* [Written instruction]:
Reproduce each line bearing the word "this".

#### Available records

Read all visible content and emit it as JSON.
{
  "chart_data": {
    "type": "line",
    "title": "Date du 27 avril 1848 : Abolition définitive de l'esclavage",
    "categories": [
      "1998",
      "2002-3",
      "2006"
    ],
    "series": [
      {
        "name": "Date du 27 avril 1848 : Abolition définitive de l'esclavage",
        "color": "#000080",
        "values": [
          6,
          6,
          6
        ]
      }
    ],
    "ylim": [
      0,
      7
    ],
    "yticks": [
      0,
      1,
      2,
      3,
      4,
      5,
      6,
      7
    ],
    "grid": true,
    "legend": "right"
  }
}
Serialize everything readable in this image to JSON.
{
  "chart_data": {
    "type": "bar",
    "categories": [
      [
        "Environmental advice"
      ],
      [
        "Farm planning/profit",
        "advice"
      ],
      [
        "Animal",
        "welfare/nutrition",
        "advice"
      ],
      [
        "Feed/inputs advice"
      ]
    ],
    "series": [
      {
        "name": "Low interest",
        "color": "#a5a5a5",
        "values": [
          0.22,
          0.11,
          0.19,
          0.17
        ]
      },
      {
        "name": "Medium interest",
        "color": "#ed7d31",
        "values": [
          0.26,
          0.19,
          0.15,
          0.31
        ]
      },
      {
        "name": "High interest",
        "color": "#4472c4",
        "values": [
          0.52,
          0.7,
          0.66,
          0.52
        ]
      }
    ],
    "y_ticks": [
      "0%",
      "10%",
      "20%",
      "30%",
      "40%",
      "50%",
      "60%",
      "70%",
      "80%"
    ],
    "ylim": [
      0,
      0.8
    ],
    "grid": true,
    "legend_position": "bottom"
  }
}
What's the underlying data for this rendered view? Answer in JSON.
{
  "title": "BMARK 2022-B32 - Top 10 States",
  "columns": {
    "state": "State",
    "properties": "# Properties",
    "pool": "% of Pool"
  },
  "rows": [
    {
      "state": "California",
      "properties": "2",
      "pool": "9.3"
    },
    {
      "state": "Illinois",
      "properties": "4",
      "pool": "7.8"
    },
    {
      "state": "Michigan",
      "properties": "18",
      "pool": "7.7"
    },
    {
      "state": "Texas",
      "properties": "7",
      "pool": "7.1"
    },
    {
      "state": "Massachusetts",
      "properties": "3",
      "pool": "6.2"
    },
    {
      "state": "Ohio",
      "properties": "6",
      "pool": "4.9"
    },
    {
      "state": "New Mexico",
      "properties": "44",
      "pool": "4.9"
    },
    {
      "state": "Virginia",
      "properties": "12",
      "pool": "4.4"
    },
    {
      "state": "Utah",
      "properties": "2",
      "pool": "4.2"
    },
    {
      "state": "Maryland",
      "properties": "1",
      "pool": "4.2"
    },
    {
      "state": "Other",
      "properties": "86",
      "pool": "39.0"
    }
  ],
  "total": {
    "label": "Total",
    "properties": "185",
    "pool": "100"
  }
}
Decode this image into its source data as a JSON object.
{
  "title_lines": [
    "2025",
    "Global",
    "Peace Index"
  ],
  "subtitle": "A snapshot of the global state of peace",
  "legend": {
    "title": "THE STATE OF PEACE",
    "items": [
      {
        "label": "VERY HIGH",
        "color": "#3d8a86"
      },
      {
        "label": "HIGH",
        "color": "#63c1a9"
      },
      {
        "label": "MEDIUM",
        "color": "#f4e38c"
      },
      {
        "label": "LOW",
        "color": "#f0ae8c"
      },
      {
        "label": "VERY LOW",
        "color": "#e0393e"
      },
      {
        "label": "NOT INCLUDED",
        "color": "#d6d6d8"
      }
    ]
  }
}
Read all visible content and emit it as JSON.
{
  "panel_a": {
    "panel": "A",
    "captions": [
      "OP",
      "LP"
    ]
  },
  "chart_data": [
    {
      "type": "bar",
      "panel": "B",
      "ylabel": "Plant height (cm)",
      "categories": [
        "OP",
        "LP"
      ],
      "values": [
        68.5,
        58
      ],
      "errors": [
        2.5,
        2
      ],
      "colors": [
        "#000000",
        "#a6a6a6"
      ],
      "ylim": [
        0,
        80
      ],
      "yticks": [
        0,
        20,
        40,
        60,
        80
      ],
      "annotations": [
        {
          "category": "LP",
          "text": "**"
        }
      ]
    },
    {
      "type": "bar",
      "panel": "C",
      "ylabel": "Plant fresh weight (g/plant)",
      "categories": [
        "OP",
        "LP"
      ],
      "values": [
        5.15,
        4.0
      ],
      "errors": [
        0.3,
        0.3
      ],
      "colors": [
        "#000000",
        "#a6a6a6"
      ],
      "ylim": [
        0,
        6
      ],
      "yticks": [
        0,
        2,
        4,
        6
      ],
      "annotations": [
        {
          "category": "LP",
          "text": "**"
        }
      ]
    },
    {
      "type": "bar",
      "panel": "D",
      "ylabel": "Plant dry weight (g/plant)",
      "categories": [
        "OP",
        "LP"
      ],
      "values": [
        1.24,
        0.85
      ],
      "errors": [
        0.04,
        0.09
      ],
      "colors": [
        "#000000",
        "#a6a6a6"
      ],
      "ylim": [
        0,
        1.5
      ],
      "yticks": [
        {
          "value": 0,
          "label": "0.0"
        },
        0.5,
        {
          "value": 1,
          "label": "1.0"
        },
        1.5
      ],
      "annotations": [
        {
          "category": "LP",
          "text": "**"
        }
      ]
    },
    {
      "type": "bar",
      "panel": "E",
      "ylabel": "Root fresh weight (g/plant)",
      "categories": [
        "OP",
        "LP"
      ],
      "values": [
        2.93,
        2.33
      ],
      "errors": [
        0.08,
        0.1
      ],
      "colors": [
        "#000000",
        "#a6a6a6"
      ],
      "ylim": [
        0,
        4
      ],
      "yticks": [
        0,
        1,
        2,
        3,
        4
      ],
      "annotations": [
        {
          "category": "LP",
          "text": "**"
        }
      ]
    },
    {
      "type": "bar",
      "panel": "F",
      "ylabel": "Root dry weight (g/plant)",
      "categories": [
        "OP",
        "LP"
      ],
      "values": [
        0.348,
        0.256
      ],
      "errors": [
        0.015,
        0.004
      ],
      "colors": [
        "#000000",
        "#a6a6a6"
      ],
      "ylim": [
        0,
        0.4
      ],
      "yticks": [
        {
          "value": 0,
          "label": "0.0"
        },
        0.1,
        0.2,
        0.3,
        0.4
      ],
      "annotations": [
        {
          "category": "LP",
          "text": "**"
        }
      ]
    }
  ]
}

########

* [Reply]:
Serialize everything readable in this image to JSON.
What's the underlying data for this rendered view? Answer in JSON.
Decode this image into its source data as a JSON object.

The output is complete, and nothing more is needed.